→ Problem statement
Set each record down exactly, excluding all images.

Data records
+++

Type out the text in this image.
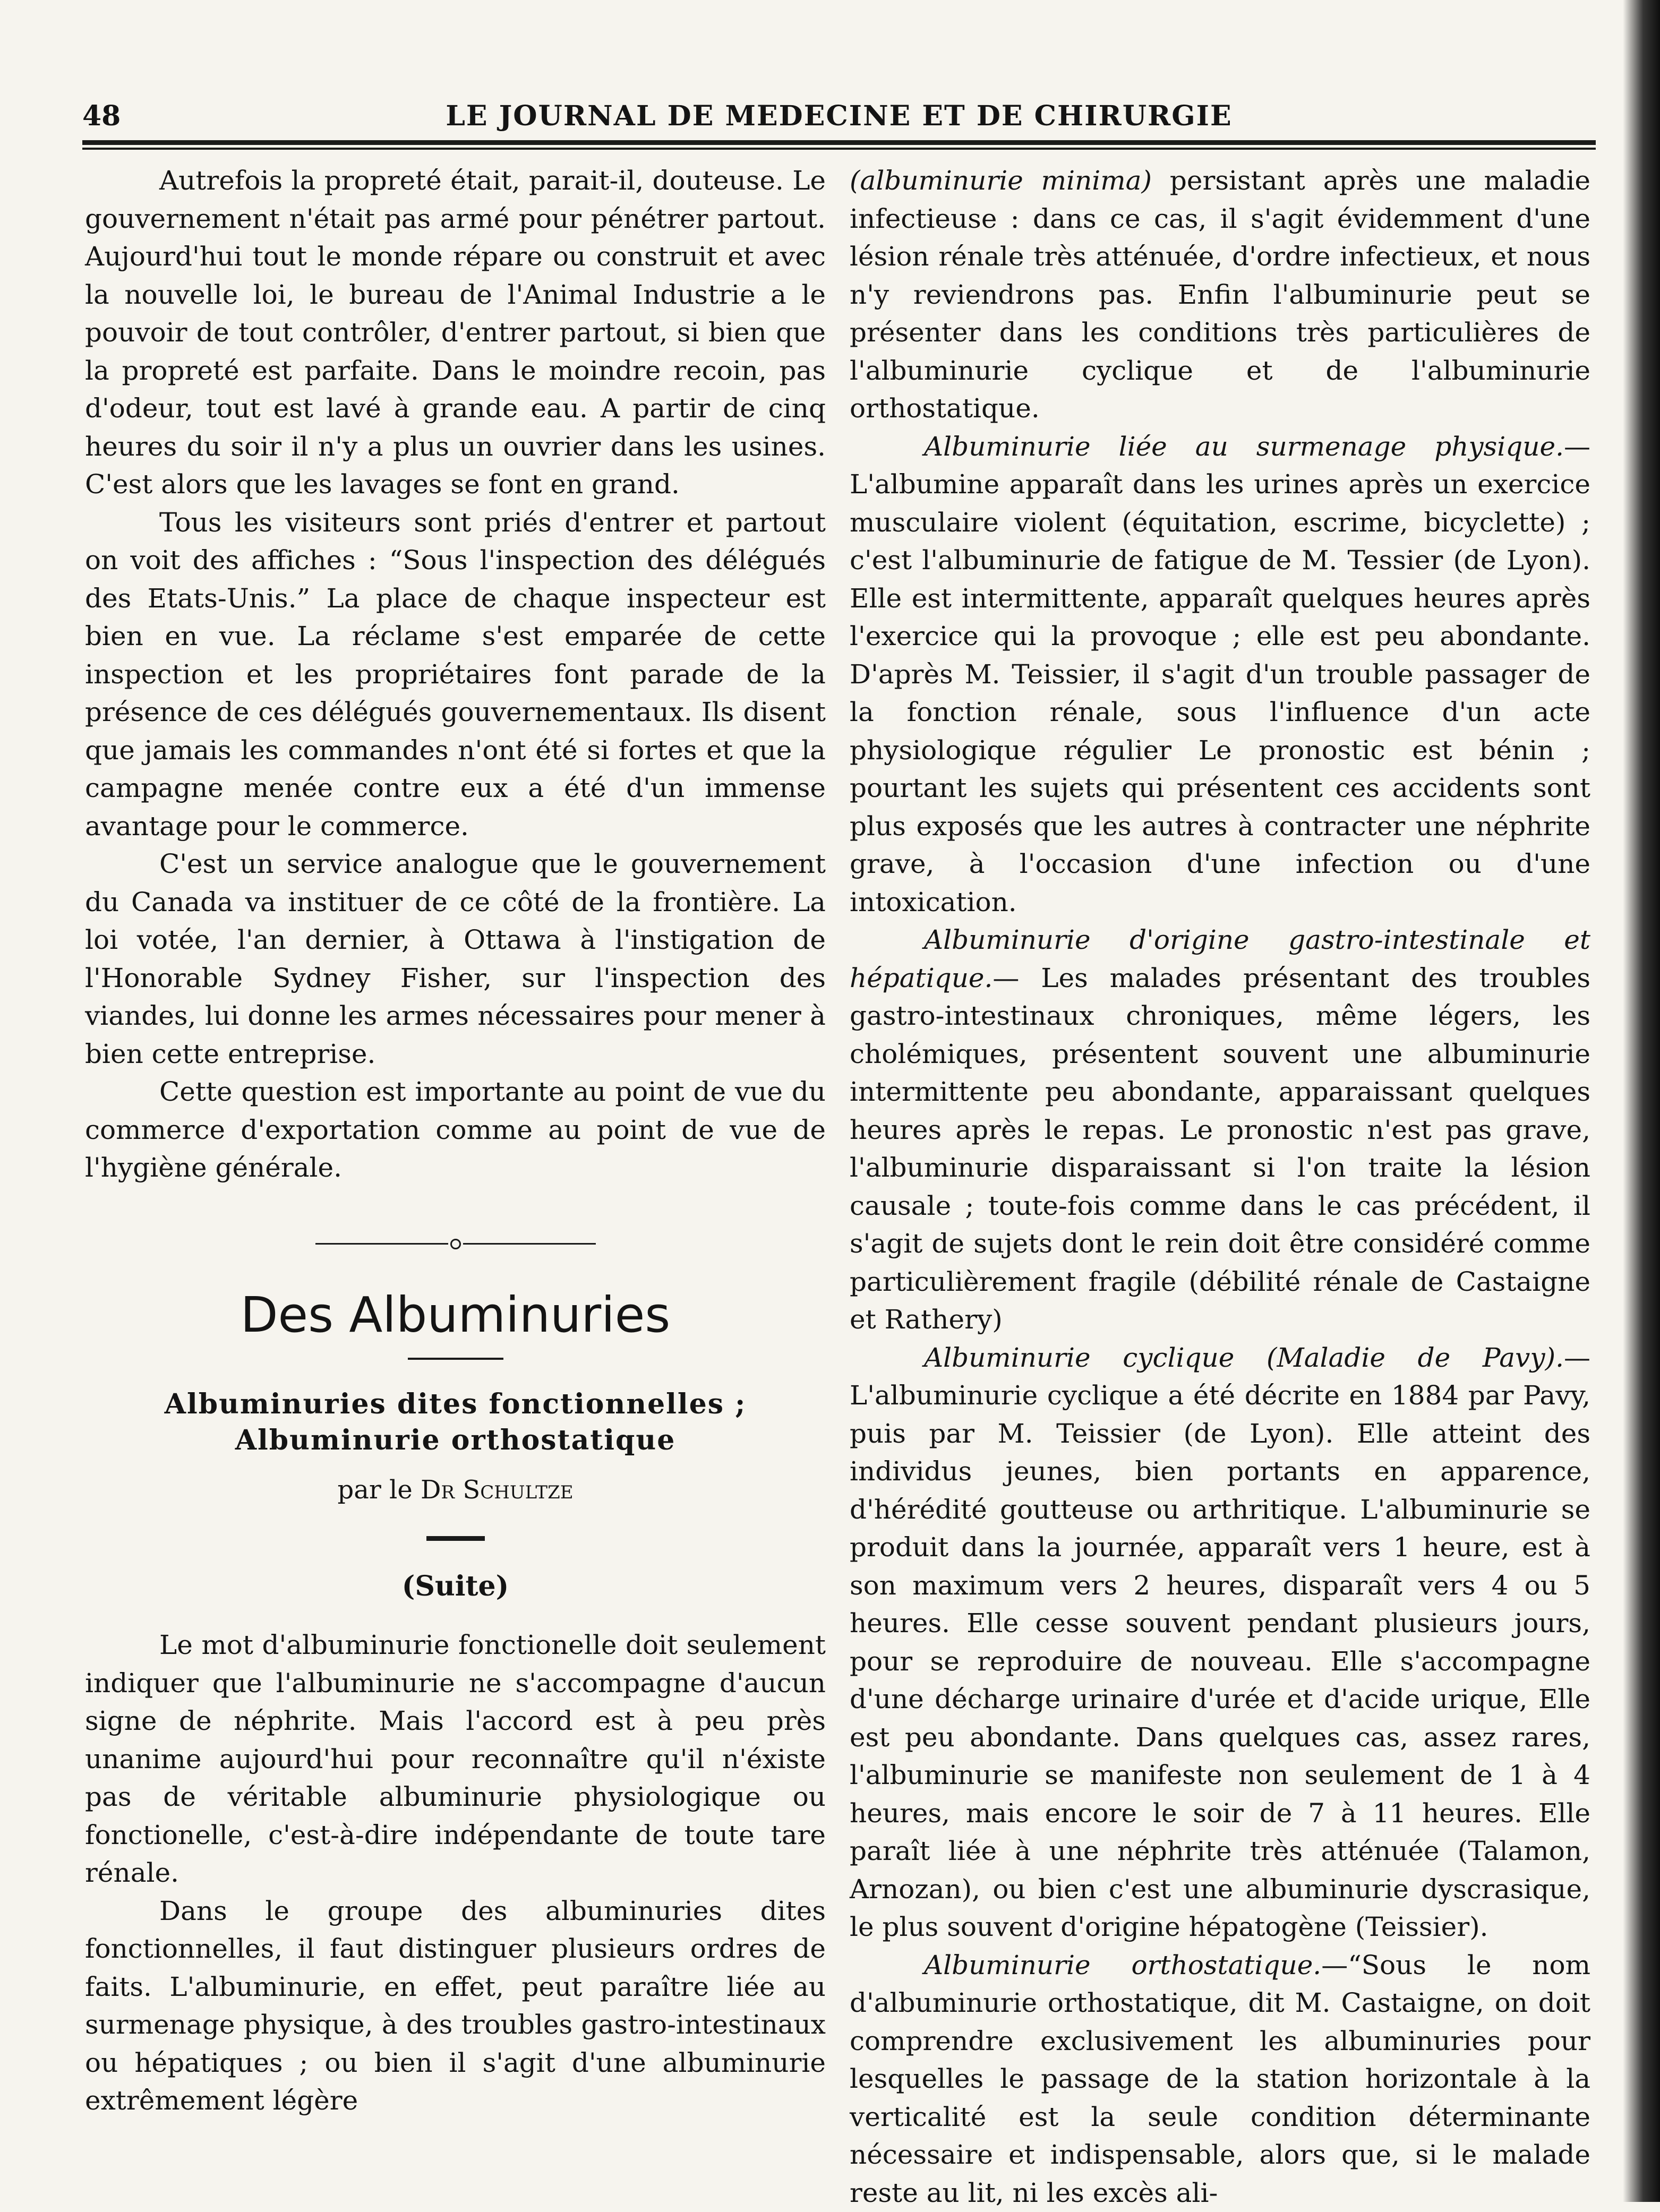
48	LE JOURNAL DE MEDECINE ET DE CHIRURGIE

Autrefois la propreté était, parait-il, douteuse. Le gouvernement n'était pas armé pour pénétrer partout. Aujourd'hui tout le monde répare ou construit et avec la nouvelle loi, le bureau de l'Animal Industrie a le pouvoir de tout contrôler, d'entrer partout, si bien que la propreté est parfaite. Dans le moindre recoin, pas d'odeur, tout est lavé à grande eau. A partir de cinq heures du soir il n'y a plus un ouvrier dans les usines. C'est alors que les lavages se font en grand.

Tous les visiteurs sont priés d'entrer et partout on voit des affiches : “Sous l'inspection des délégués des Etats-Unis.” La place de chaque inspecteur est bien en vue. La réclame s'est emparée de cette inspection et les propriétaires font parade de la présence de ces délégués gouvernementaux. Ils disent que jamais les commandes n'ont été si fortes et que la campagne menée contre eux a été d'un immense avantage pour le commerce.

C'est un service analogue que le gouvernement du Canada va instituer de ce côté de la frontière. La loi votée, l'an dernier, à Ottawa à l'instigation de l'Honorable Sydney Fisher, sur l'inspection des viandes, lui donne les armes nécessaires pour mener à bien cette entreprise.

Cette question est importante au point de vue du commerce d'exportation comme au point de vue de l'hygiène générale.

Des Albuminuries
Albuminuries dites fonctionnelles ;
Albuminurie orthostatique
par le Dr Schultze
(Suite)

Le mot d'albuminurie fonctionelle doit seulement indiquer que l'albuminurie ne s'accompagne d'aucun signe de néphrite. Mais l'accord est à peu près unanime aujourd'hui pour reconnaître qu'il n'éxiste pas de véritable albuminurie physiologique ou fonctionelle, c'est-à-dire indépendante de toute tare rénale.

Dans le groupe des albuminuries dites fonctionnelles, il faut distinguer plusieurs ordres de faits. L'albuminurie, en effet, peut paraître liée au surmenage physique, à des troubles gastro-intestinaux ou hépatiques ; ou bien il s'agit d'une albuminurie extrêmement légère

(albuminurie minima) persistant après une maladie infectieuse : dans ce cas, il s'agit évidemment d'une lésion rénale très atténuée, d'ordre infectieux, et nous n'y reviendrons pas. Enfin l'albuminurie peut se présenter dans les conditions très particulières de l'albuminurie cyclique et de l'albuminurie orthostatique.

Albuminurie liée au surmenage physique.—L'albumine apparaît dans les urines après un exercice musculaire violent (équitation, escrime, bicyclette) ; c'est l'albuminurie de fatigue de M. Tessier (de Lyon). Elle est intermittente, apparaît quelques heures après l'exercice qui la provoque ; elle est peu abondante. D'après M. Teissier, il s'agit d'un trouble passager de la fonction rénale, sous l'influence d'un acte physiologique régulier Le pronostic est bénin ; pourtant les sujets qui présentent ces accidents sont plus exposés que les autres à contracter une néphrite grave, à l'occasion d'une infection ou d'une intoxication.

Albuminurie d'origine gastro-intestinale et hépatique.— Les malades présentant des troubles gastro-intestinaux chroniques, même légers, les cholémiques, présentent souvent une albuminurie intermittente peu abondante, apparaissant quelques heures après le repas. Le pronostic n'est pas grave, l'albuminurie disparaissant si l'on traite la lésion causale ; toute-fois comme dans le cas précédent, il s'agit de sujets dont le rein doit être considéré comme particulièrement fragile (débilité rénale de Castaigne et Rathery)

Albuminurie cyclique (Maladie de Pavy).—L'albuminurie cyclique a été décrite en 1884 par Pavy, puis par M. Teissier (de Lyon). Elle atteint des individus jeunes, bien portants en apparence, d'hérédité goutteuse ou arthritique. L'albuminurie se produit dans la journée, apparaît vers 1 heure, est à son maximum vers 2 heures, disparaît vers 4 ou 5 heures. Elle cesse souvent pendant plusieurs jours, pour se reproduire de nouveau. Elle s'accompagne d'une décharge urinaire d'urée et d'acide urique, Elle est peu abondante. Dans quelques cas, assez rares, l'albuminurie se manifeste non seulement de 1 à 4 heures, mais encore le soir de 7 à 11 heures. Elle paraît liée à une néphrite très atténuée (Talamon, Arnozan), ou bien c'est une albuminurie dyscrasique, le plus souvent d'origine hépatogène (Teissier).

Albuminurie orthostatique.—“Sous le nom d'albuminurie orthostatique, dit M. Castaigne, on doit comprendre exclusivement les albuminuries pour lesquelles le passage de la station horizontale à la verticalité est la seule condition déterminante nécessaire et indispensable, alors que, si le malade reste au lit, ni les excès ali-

+++

→ Written solution
Type out the text in this image.
48	LE JOURNAL DE MEDECINE ET DE CHIRURGIE

Autrefois la propreté était, parait-il, douteuse. Le gouvernement n'était pas armé pour pénétrer partout. Aujourd'hui tout le monde répare ou construit et avec la nouvelle loi, le bureau de l'Animal Industrie a le pouvoir de tout contrôler, d'entrer partout, si bien que la propreté est parfaite. Dans le moindre recoin, pas d'odeur, tout est lavé à grande eau. A partir de cinq heures du soir il n'y a plus un ouvrier dans les usines. C'est alors que les lavages se font en grand.

Tous les visiteurs sont priés d'entrer et partout on voit des affiches : “Sous l'inspection des délégués des Etats-Unis.” La place de chaque inspecteur est bien en vue. La réclame s'est emparée de cette inspection et les propriétaires font parade de la présence de ces délégués gouvernementaux. Ils disent que jamais les commandes n'ont été si fortes et que la campagne menée contre eux a été d'un immense avantage pour le commerce.

C'est un service analogue que le gouvernement du Canada va instituer de ce côté de la frontière. La loi votée, l'an dernier, à Ottawa à l'instigation de l'Honorable Sydney Fisher, sur l'inspection des viandes, lui donne les armes nécessaires pour mener à bien cette entreprise.

Cette question est importante au point de vue du commerce d'exportation comme au point de vue de l'hygiène générale.

Des Albuminuries
Albuminuries dites fonctionnelles ;
Albuminurie orthostatique
par le Dr Schultze
(Suite)

Le mot d'albuminurie fonctionelle doit seulement indiquer que l'albuminurie ne s'accompagne d'aucun signe de néphrite. Mais l'accord est à peu près unanime aujourd'hui pour reconnaître qu'il n'éxiste pas de véritable albuminurie physiologique ou fonctionelle, c'est-à-dire indépendante de toute tare rénale.

Dans le groupe des albuminuries dites fonctionnelles, il faut distinguer plusieurs ordres de faits. L'albuminurie, en effet, peut paraître liée au surmenage physique, à des troubles gastro-intestinaux ou hépatiques ; ou bien il s'agit d'une albuminurie extrêmement légère

(albuminurie minima) persistant après une maladie infectieuse : dans ce cas, il s'agit évidemment d'une lésion rénale très atténuée, d'ordre infectieux, et nous n'y reviendrons pas. Enfin l'albuminurie peut se présenter dans les conditions très particulières de l'albuminurie cyclique et de l'albuminurie orthostatique.

Albuminurie liée au surmenage physique.—L'albumine apparaît dans les urines après un exercice musculaire violent (équitation, escrime, bicyclette) ; c'est l'albuminurie de fatigue de M. Tessier (de Lyon). Elle est intermittente, apparaît quelques heures après l'exercice qui la provoque ; elle est peu abondante. D'après M. Teissier, il s'agit d'un trouble passager de la fonction rénale, sous l'influence d'un acte physiologique régulier Le pronostic est bénin ; pourtant les sujets qui présentent ces accidents sont plus exposés que les autres à contracter une néphrite grave, à l'occasion d'une infection ou d'une intoxication.

Albuminurie d'origine gastro-intestinale et hépatique.— Les malades présentant des troubles gastro-intestinaux chroniques, même légers, les cholémiques, présentent souvent une albuminurie intermittente peu abondante, apparaissant quelques heures après le repas. Le pronostic n'est pas grave, l'albuminurie disparaissant si l'on traite la lésion causale ; toute-fois comme dans le cas précédent, il s'agit de sujets dont le rein doit être considéré comme particulièrement fragile (débilité rénale de Castaigne et Rathery)

Albuminurie cyclique (Maladie de Pavy).—L'albuminurie cyclique a été décrite en 1884 par Pavy, puis par M. Teissier (de Lyon). Elle atteint des individus jeunes, bien portants en apparence, d'hérédité goutteuse ou arthritique. L'albuminurie se produit dans la journée, apparaît vers 1 heure, est à son maximum vers 2 heures, disparaît vers 4 ou 5 heures. Elle cesse souvent pendant plusieurs jours, pour se reproduire de nouveau. Elle s'accompagne d'une décharge urinaire d'urée et d'acide urique, Elle est peu abondante. Dans quelques cas, assez rares, l'albuminurie se manifeste non seulement de 1 à 4 heures, mais encore le soir de 7 à 11 heures. Elle paraît liée à une néphrite très atténuée (Talamon, Arnozan), ou bien c'est une albuminurie dyscrasique, le plus souvent d'origine hépatogène (Teissier).

Albuminurie orthostatique.—“Sous le nom d'albuminurie orthostatique, dit M. Castaigne, on doit comprendre exclusivement les albuminuries pour lesquelles le passage de la station horizontale à la verticalité est la seule condition déterminante nécessaire et indispensable, alors que, si le malade reste au lit, ni les excès ali-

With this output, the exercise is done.